Work to do: Below is a block of data; give all of it again word for word.

Data shown:
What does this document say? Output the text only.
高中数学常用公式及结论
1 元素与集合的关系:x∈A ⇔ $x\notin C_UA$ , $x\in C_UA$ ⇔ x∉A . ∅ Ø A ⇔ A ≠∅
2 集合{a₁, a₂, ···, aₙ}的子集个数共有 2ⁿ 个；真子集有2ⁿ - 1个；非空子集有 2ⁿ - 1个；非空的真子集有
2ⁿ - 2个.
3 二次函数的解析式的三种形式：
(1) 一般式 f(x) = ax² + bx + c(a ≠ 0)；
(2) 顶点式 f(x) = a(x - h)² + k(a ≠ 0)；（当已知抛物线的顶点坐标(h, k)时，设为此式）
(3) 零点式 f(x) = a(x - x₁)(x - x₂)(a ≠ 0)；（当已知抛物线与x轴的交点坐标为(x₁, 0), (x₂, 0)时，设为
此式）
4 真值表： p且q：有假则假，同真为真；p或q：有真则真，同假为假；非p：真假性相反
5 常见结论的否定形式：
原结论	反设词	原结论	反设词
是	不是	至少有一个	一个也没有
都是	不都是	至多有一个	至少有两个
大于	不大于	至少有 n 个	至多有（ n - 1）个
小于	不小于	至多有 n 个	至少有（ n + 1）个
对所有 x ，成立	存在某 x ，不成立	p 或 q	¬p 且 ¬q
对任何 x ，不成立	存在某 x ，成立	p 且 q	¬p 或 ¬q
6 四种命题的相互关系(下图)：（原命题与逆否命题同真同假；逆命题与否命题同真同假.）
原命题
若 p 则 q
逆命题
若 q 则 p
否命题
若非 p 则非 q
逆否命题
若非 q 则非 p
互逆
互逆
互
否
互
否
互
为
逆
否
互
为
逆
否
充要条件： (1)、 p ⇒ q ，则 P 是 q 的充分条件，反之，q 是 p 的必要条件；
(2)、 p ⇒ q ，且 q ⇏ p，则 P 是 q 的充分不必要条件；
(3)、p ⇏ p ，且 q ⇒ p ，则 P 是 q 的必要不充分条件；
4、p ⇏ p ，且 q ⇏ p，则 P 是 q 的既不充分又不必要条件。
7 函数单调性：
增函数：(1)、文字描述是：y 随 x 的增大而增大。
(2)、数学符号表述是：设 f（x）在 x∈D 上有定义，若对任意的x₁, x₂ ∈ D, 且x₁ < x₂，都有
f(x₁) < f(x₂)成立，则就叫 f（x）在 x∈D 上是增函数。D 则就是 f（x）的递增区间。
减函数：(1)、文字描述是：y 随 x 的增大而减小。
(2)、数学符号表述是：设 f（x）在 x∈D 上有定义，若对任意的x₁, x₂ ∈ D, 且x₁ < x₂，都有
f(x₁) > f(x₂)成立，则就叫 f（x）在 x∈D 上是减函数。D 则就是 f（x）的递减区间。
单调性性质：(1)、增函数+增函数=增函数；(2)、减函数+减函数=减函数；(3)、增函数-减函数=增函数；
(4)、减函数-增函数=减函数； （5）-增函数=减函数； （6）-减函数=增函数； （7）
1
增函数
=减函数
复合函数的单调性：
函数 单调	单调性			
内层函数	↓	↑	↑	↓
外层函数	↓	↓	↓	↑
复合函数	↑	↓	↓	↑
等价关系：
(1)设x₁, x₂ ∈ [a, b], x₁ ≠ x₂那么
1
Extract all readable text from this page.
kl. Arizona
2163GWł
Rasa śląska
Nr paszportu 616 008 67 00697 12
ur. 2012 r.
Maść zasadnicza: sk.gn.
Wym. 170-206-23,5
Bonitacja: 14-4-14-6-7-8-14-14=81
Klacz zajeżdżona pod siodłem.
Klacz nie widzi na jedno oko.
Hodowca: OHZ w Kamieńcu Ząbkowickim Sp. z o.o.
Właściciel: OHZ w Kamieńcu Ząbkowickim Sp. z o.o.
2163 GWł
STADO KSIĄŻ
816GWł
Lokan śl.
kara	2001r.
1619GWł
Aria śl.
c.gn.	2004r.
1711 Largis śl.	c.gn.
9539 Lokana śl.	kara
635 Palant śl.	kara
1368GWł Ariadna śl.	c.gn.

Full response:
What does this document say? Output the text only.
高中数学常用公式及结论
1 元素与集合的关系:x∈A ⇔ $x\notin C_UA$ , $x\in C_UA$ ⇔ x∉A . ∅ Ø A ⇔ A ≠∅
2 集合{a₁, a₂, ···, aₙ}的子集个数共有 2ⁿ 个；真子集有2ⁿ - 1个；非空子集有 2ⁿ - 1个；非空的真子集有
2ⁿ - 2个.
3 二次函数的解析式的三种形式：
(1) 一般式 f(x) = ax² + bx + c(a ≠ 0)；
(2) 顶点式 f(x) = a(x - h)² + k(a ≠ 0)；（当已知抛物线的顶点坐标(h, k)时，设为此式）
(3) 零点式 f(x) = a(x - x₁)(x - x₂)(a ≠ 0)；（当已知抛物线与x轴的交点坐标为(x₁, 0), (x₂, 0)时，设为
此式）
4 真值表： p且q：有假则假，同真为真；p或q：有真则真，同假为假；非p：真假性相反
5 常见结论的否定形式：
原结论	反设词	原结论	反设词
是	不是	至少有一个	一个也没有
都是	不都是	至多有一个	至少有两个
大于	不大于	至少有 n 个	至多有（ n - 1）个
小于	不小于	至多有 n 个	至少有（ n + 1）个
对所有 x ，成立	存在某 x ，不成立	p 或 q	¬p 且 ¬q
对任何 x ，不成立	存在某 x ，成立	p 且 q	¬p 或 ¬q
6 四种命题的相互关系(下图)：（原命题与逆否命题同真同假；逆命题与否命题同真同假.）
原命题
若 p 则 q
逆命题
若 q 则 p
否命题
若非 p 则非 q
逆否命题
若非 q 则非 p
互逆
互逆
互
否
互
否
互
为
逆
否
互
为
逆
否
充要条件： (1)、 p ⇒ q ，则 P 是 q 的充分条件，反之，q 是 p 的必要条件；
(2)、 p ⇒ q ，且 q ⇏ p，则 P 是 q 的充分不必要条件；
(3)、p ⇏ p ，且 q ⇒ p ，则 P 是 q 的必要不充分条件；
4、p ⇏ p ，且 q ⇏ p，则 P 是 q 的既不充分又不必要条件。
7 函数单调性：
增函数：(1)、文字描述是：y 随 x 的增大而增大。
(2)、数学符号表述是：设 f（x）在 x∈D 上有定义，若对任意的x₁, x₂ ∈ D, 且x₁ < x₂，都有
f(x₁) < f(x₂)成立，则就叫 f（x）在 x∈D 上是增函数。D 则就是 f（x）的递增区间。
减函数：(1)、文字描述是：y 随 x 的增大而减小。
(2)、数学符号表述是：设 f（x）在 x∈D 上有定义，若对任意的x₁, x₂ ∈ D, 且x₁ < x₂，都有
f(x₁) > f(x₂)成立，则就叫 f（x）在 x∈D 上是减函数。D 则就是 f（x）的递减区间。
单调性性质：(1)、增函数+增函数=增函数；(2)、减函数+减函数=减函数；(3)、增函数-减函数=增函数；
(4)、减函数-增函数=减函数； （5）-增函数=减函数； （6）-减函数=增函数； （7）
1
增函数
=减函数
复合函数的单调性：
函数 单调	单调性			
内层函数	↓	↑	↑	↓
外层函数	↓	↓	↓	↑
复合函数	↑	↓	↓	↑
等价关系：
(1)设x₁, x₂ ∈ [a, b], x₁ ≠ x₂那么
1
Extract all readable text from this page.
kl. Arizona
2163GWł
Rasa śląska
Nr paszportu 616 008 67 00697 12
ur. 2012 r.
Maść zasadnicza: sk.gn.
Wym. 170-206-23,5
Bonitacja: 14-4-14-6-7-8-14-14=81
Klacz zajeżdżona pod siodłem.
Klacz nie widzi na jedno oko.
Hodowca: OHZ w Kamieńcu Ząbkowickim Sp. z o.o.
Właściciel: OHZ w Kamieńcu Ząbkowickim Sp. z o.o.
2163 GWł
STADO KSIĄŻ
816GWł
Lokan śl.
kara	2001r.
1619GWł
Aria śl.
c.gn.	2004r.
1711 Largis śl.	c.gn.
9539 Lokana śl.	kara
635 Palant śl.	kara
1368GWł Ariadna śl.	c.gn.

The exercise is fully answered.